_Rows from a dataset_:
————

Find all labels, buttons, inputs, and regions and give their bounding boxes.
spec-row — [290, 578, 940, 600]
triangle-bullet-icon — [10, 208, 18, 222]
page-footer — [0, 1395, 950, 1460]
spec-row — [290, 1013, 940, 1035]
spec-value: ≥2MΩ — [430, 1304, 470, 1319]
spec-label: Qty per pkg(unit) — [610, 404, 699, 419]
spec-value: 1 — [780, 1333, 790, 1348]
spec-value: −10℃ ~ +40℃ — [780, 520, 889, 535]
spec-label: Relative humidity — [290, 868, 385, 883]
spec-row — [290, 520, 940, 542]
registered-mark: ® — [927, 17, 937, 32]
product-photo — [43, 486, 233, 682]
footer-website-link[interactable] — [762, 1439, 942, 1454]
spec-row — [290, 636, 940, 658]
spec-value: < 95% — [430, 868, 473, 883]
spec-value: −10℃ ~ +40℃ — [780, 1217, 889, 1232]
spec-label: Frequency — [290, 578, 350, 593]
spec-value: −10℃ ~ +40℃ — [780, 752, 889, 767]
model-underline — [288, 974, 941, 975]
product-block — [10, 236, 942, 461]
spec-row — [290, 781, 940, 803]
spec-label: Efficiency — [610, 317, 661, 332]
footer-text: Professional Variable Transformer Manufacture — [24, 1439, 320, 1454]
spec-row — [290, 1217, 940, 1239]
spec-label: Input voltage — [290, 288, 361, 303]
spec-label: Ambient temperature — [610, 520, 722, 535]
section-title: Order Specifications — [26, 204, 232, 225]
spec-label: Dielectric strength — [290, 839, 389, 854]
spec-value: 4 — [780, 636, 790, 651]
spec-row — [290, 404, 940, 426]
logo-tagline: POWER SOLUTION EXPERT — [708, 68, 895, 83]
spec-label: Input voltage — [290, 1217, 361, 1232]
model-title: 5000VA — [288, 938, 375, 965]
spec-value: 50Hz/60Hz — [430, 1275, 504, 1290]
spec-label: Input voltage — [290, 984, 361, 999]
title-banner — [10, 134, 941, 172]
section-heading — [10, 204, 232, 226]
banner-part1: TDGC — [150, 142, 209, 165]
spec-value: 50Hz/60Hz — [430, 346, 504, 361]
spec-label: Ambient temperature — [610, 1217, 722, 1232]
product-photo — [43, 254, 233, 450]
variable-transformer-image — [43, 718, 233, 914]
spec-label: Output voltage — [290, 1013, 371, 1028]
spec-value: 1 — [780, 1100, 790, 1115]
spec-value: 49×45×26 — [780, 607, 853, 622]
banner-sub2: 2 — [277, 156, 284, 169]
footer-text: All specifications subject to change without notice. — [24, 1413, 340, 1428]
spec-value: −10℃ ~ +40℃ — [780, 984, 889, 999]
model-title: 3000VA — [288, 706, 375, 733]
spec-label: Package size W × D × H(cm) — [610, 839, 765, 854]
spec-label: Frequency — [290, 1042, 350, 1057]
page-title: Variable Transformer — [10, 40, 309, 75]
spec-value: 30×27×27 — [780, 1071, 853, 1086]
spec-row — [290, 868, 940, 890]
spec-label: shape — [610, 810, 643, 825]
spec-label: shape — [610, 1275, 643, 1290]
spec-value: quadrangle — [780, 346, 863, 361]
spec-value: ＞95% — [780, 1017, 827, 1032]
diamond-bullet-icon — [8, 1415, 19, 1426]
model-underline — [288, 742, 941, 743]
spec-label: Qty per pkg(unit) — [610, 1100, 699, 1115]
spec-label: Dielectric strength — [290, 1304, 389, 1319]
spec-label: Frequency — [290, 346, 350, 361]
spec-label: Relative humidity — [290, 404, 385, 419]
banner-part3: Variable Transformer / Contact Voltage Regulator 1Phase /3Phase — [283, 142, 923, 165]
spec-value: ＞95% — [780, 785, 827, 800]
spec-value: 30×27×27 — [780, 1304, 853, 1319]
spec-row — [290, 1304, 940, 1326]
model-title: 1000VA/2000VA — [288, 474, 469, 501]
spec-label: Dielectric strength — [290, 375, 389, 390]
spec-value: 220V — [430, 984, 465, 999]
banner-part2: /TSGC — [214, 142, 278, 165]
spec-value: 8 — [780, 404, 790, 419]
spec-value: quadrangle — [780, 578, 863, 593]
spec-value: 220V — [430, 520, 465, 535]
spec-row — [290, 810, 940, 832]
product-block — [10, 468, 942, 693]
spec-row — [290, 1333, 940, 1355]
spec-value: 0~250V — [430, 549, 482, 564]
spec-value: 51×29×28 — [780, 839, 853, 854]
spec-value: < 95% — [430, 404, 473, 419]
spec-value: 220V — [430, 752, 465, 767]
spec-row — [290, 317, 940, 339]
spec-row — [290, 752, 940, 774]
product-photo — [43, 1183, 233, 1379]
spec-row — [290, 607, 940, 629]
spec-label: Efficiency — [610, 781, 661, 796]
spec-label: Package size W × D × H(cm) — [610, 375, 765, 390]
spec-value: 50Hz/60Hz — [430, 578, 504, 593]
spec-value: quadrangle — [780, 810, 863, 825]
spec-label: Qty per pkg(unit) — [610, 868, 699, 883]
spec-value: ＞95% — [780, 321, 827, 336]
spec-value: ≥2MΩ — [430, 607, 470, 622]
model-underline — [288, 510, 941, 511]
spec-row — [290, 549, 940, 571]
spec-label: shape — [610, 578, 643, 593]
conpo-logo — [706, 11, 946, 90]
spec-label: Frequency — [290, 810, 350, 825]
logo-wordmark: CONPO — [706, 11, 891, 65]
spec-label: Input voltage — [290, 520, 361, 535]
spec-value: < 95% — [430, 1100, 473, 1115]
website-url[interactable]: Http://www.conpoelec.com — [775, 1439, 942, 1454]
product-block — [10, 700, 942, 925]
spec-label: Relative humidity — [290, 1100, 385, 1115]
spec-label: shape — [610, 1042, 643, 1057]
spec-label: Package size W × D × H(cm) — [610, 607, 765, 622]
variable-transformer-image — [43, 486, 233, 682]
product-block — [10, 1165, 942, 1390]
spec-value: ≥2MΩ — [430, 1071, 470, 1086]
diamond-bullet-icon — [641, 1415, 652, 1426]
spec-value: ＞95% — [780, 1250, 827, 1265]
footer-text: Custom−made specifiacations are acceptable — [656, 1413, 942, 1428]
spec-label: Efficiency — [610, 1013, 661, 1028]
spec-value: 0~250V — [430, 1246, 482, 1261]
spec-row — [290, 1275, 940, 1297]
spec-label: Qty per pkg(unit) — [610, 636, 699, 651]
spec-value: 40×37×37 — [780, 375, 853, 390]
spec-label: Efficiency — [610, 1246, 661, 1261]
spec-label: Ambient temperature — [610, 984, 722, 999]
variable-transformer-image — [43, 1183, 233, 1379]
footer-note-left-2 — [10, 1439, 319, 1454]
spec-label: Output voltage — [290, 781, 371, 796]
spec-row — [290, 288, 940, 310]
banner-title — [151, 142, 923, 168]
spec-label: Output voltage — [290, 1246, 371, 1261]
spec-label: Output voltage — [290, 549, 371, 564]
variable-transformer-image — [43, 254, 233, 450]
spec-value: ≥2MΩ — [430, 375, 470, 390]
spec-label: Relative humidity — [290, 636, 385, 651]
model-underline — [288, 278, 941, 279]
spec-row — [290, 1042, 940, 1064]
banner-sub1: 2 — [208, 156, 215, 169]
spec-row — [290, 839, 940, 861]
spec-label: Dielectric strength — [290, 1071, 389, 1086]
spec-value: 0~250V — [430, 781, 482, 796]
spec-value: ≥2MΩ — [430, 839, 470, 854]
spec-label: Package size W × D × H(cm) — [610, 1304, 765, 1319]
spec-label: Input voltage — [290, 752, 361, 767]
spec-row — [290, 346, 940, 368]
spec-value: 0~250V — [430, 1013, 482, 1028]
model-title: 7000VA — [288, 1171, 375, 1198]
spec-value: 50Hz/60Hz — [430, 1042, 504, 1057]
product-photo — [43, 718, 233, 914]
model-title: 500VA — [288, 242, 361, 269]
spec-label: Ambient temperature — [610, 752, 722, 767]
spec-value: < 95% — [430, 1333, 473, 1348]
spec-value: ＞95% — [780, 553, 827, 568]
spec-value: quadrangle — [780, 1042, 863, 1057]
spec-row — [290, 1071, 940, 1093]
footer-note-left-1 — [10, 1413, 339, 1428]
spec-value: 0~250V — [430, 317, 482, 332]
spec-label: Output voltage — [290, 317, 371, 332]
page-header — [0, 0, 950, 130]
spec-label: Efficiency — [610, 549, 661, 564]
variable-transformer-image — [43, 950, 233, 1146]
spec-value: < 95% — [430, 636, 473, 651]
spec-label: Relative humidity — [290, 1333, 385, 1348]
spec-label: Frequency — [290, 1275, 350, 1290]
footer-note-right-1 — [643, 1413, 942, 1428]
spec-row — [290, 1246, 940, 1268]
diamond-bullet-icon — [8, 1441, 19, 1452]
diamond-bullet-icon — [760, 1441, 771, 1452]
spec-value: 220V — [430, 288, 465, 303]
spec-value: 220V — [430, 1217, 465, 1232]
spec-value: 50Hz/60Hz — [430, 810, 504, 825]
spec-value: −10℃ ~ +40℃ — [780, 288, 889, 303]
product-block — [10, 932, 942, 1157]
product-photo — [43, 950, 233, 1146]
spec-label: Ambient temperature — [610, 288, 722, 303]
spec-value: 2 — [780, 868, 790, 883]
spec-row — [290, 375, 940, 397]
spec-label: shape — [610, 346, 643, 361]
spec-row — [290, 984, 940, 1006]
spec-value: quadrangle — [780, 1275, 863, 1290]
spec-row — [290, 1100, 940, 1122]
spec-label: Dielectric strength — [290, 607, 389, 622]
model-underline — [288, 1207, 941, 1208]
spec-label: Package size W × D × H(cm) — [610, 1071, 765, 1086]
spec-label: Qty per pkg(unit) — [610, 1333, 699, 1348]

————

_WHAT THE TASK ASKS_: Reproduce verbatim every line of the listing from its beginning through the line containing "variable-transformer-image — [43, 718, 233, 914]", including both of those lines.

_FULL ANSWER_:
Find all labels, buttons, inputs, and regions and give their bounding boxes.
spec-row — [290, 578, 940, 600]
triangle-bullet-icon — [10, 208, 18, 222]
page-footer — [0, 1395, 950, 1460]
spec-row — [290, 1013, 940, 1035]
spec-value: ≥2MΩ — [430, 1304, 470, 1319]
spec-label: Qty per pkg(unit) — [610, 404, 699, 419]
spec-value: 1 — [780, 1333, 790, 1348]
spec-value: −10℃ ~ +40℃ — [780, 520, 889, 535]
spec-label: Relative humidity — [290, 868, 385, 883]
spec-row — [290, 520, 940, 542]
registered-mark: ® — [927, 17, 937, 32]
product-photo — [43, 486, 233, 682]
footer-website-link[interactable] — [762, 1439, 942, 1454]
spec-row — [290, 636, 940, 658]
spec-value: < 95% — [430, 868, 473, 883]
spec-value: −10℃ ~ +40℃ — [780, 1217, 889, 1232]
spec-label: Frequency — [290, 578, 350, 593]
spec-value: −10℃ ~ +40℃ — [780, 752, 889, 767]
model-underline — [288, 974, 941, 975]
product-block — [10, 236, 942, 461]
spec-row — [290, 781, 940, 803]
spec-label: Efficiency — [610, 317, 661, 332]
footer-text: Professional Variable Transformer Manufacture — [24, 1439, 320, 1454]
spec-row — [290, 1217, 940, 1239]
spec-label: Input voltage — [290, 288, 361, 303]
spec-label: Ambient temperature — [610, 520, 722, 535]
section-title: Order Specifications — [26, 204, 232, 225]
spec-label: Dielectric strength — [290, 839, 389, 854]
spec-value: 4 — [780, 636, 790, 651]
spec-row — [290, 404, 940, 426]
logo-tagline: POWER SOLUTION EXPERT — [708, 68, 895, 83]
spec-label: Input voltage — [290, 1217, 361, 1232]
model-title: 5000VA — [288, 938, 375, 965]
spec-value: 50Hz/60Hz — [430, 1275, 504, 1290]
spec-label: Input voltage — [290, 984, 361, 999]
title-banner — [10, 134, 941, 172]
section-heading — [10, 204, 232, 226]
banner-part1: TDGC — [150, 142, 209, 165]
spec-value: 50Hz/60Hz — [430, 346, 504, 361]
spec-label: Ambient temperature — [610, 1217, 722, 1232]
product-photo — [43, 254, 233, 450]
variable-transformer-image — [43, 718, 233, 914]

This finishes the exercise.